Stated exercise: Write out these lines exactly as they appear, leaving out the pictures.
---- Input data
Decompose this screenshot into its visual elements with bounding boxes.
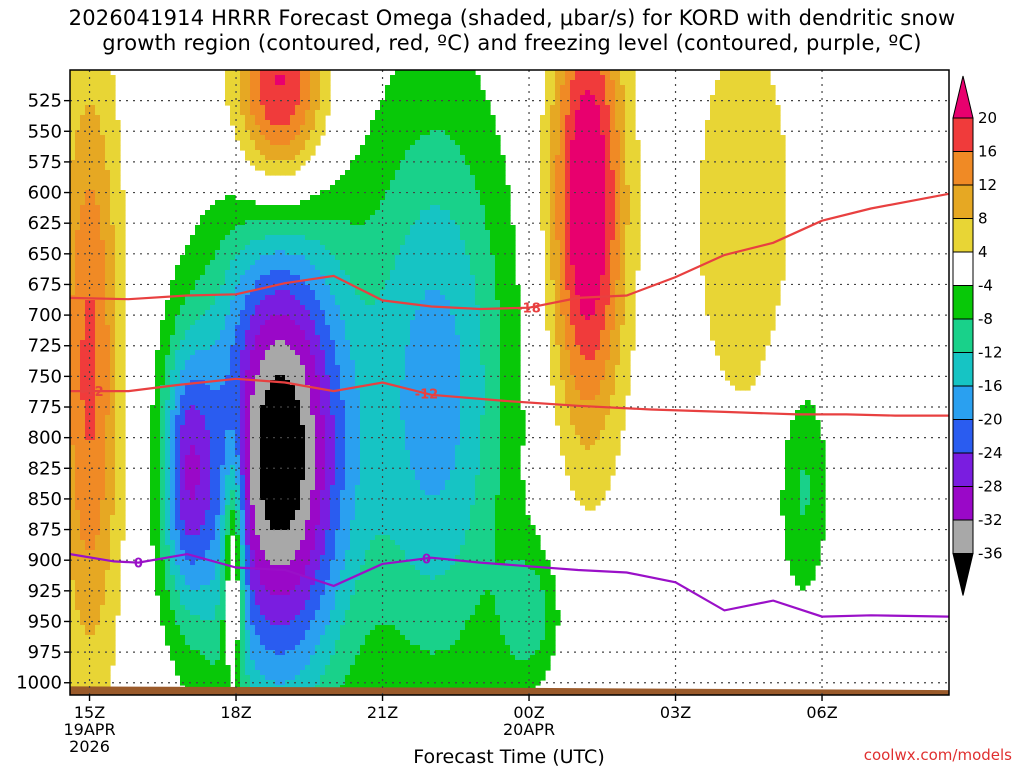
isotherm-minus-18: [70, 192, 949, 311]
colorbar-swatch: [952, 486, 974, 521]
x-tick-label: 06Z: [806, 703, 837, 722]
y-tick-label: 875: [28, 520, 62, 541]
freezing-level-line: [70, 552, 949, 618]
y-tick-label: 900: [28, 550, 62, 571]
colorbar-label: -8: [978, 310, 993, 328]
colorbar-swatch: [952, 318, 974, 353]
colorbar-swatch: [952, 184, 974, 219]
freezing-level-line-label: 0: [134, 557, 143, 572]
y-axis: 525 550 575 600 625 650 675 700 725 750 775 800 825 8…: [16, 91, 70, 694]
terrain-strip: [70, 686, 949, 695]
colorbar-top-arrow: [952, 75, 974, 119]
credit-text: coolwx.com/models: [863, 746, 1012, 764]
colorbar-label: 4: [978, 243, 988, 261]
colorbar-swatch: [952, 519, 974, 554]
y-tick-label: 700: [28, 305, 62, 326]
colorbar-swatch: [952, 419, 974, 454]
title-line-2: growth region (contoured, red, ºC) and f…: [102, 31, 922, 55]
y-tick-label: 850: [28, 489, 62, 510]
colorbar-label: 16: [978, 143, 997, 161]
y-tick-label: 550: [28, 121, 62, 142]
colorbar-swatch: [952, 151, 974, 186]
y-tick-label: 675: [28, 274, 62, 295]
y-tick-label: 575: [28, 152, 62, 173]
title-line-1: 2026041914 HRRR Forecast Omega (shaded, …: [68, 6, 956, 30]
isotherm-minus-12-label: -12: [415, 388, 439, 403]
x-tick-label: 03Z: [660, 703, 691, 722]
plot-frame: [69, 69, 950, 696]
y-tick-label: 750: [28, 366, 62, 387]
colorbar-swatch: [952, 352, 974, 387]
isotherm-minus-12-label: -12: [80, 385, 104, 400]
y-tick-label: 975: [28, 642, 62, 663]
colorbar-label: -4: [978, 277, 993, 295]
colorbar-label: -36: [978, 545, 1003, 563]
x-tick-label: 00Z: [513, 703, 544, 722]
colorbar-swatch: [952, 452, 974, 487]
x-tick-label: 15Z: [74, 703, 105, 722]
y-tick-label: 925: [28, 581, 62, 602]
colorbar-label: -24: [978, 444, 1003, 462]
colorbar-label: -20: [978, 411, 1003, 429]
colorbar-swatch: [952, 218, 974, 253]
isotherm-minus-18-label: -18: [517, 302, 541, 317]
x-axis-title: Forecast Time (UTC): [413, 746, 604, 768]
x-tick-label: 18Z: [220, 703, 251, 722]
x-tick-label: 2026: [69, 737, 110, 756]
y-tick-label: 625: [28, 213, 62, 234]
freezing-level-line-label: 0: [422, 552, 431, 567]
colorbar-bottom-arrow: [952, 553, 974, 596]
colorbar-label: 20: [978, 109, 997, 127]
x-tick-label: 20APR: [503, 720, 555, 739]
y-tick-label: 1000: [16, 673, 62, 694]
y-tick-label: 725: [28, 336, 62, 357]
colorbar-swatch: [952, 117, 974, 152]
colorbar-label: -32: [978, 511, 1003, 529]
x-tick-label: 19APR: [63, 720, 115, 739]
y-tick-label: 800: [28, 428, 62, 449]
colorbar-label: 8: [978, 210, 988, 228]
y-tick-label: 600: [28, 183, 62, 204]
colorbar-swatch: [952, 285, 974, 320]
omega-shading: [70, 70, 949, 695]
chart-title: 2026041914 HRRR Forecast Omega (shaded, …: [0, 6, 1024, 56]
colorbar-label: 12: [978, 176, 997, 194]
y-tick-label: 775: [28, 397, 62, 418]
x-tick-label: 21Z: [367, 703, 398, 722]
y-tick-label: 650: [28, 244, 62, 265]
colorbar-label: -16: [978, 377, 1003, 395]
colorbar-swatch: [952, 385, 974, 420]
y-tick-label: 825: [28, 458, 62, 479]
isolines: -12 -12 -18 0 0: [70, 192, 949, 618]
colorbar-label: -12: [978, 344, 1003, 362]
y-tick-label: 950: [28, 611, 62, 632]
colorbar-swatch: [952, 251, 974, 286]
colorbar: 20 16 12 8 4 -4 -8 -12 -16 -20 -24 -28 -32 -36: [952, 75, 1003, 596]
colorbar-label: -28: [978, 478, 1003, 496]
isotherm-minus-12: [70, 377, 949, 417]
y-tick-label: 525: [28, 91, 62, 112]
--------
Task answer:
Decompose this screenshot into its visual elements with bounding boxes.
isotherm-minus-18: [70, 192, 949, 311]
colorbar-swatch: [952, 486, 974, 521]
x-tick-label: 06Z: [806, 703, 837, 722]
y-tick-label: 875: [28, 520, 62, 541]
freezing-level-line: [70, 552, 949, 618]
y-tick-label: 900: [28, 550, 62, 571]
colorbar-label: -8: [978, 310, 993, 328]
colorbar-swatch: [952, 318, 974, 353]
colorbar-swatch: [952, 184, 974, 219]
freezing-level-line-label: 0: [134, 557, 143, 572]
y-axis: 525 550 575 600 625 650 675 700 725 750 775 800 825 8…: [16, 91, 70, 694]
terrain-strip: [70, 686, 949, 695]
colorbar-top-arrow: [952, 75, 974, 119]
credit-text: coolwx.com/models: [863, 746, 1012, 764]
colorbar-label: 4: [978, 243, 988, 261]
colorbar-swatch: [952, 519, 974, 554]
y-tick-label: 700: [28, 305, 62, 326]
colorbar-swatch: [952, 419, 974, 454]
title-line-2: growth region (contoured, red, ºC) and f…: [102, 31, 922, 55]
y-tick-label: 850: [28, 489, 62, 510]
colorbar-label: 16: [978, 143, 997, 161]
y-tick-label: 550: [28, 121, 62, 142]
colorbar-swatch: [952, 151, 974, 186]
y-tick-label: 675: [28, 274, 62, 295]
y-tick-label: 575: [28, 152, 62, 173]
title-line-1: 2026041914 HRRR Forecast Omega (shaded, …: [68, 6, 956, 30]
isotherm-minus-12-label: -12: [415, 388, 439, 403]
x-tick-label: 03Z: [660, 703, 691, 722]
plot-frame: [69, 69, 950, 696]
y-tick-label: 750: [28, 366, 62, 387]
colorbar-swatch: [952, 352, 974, 387]
isotherm-minus-12-label: -12: [80, 385, 104, 400]
y-tick-label: 975: [28, 642, 62, 663]
colorbar-label: -4: [978, 277, 993, 295]
colorbar-label: -36: [978, 545, 1003, 563]
x-tick-label: 00Z: [513, 703, 544, 722]
colorbar-swatch: [952, 452, 974, 487]
x-tick-label: 15Z: [74, 703, 105, 722]
y-tick-label: 925: [28, 581, 62, 602]
colorbar-label: -24: [978, 444, 1003, 462]
colorbar-label: -20: [978, 411, 1003, 429]
colorbar-swatch: [952, 218, 974, 253]
isotherm-minus-18-label: -18: [517, 302, 541, 317]
x-axis-title: Forecast Time (UTC): [413, 746, 604, 768]
x-tick-label: 18Z: [220, 703, 251, 722]
x-tick-label: 2026: [69, 737, 110, 756]
y-tick-label: 625: [28, 213, 62, 234]
freezing-level-line-label: 0: [422, 552, 431, 567]
colorbar-bottom-arrow: [952, 553, 974, 596]
colorbar-label: 20: [978, 109, 997, 127]
x-tick-label: 20APR: [503, 720, 555, 739]
y-tick-label: 1000: [16, 673, 62, 694]
y-tick-label: 725: [28, 336, 62, 357]
colorbar-swatch: [952, 117, 974, 152]
colorbar-label: -32: [978, 511, 1003, 529]
x-tick-label: 19APR: [63, 720, 115, 739]
y-tick-label: 800: [28, 428, 62, 449]
colorbar-label: 8: [978, 210, 988, 228]
y-tick-label: 600: [28, 183, 62, 204]
colorbar-swatch: [952, 285, 974, 320]
omega-shading: [70, 70, 949, 695]
chart-title: 2026041914 HRRR Forecast Omega (shaded, …: [0, 6, 1024, 56]
colorbar-label: 12: [978, 176, 997, 194]
y-tick-label: 775: [28, 397, 62, 418]
x-tick-label: 21Z: [367, 703, 398, 722]
y-tick-label: 650: [28, 244, 62, 265]
colorbar-label: -16: [978, 377, 1003, 395]
colorbar-swatch: [952, 385, 974, 420]
y-tick-label: 825: [28, 458, 62, 479]
isolines: -12 -12 -18 0 0: [70, 192, 949, 618]
colorbar-label: -12: [978, 344, 1003, 362]
y-tick-label: 950: [28, 611, 62, 632]
colorbar-swatch: [952, 251, 974, 286]
colorbar: 20 16 12 8 4 -4 -8 -12 -16 -20 -24 -28 -32 -36: [952, 75, 1003, 596]
colorbar-label: -28: [978, 478, 1003, 496]
isotherm-minus-12: [70, 377, 949, 417]
y-tick-label: 525: [28, 91, 62, 112]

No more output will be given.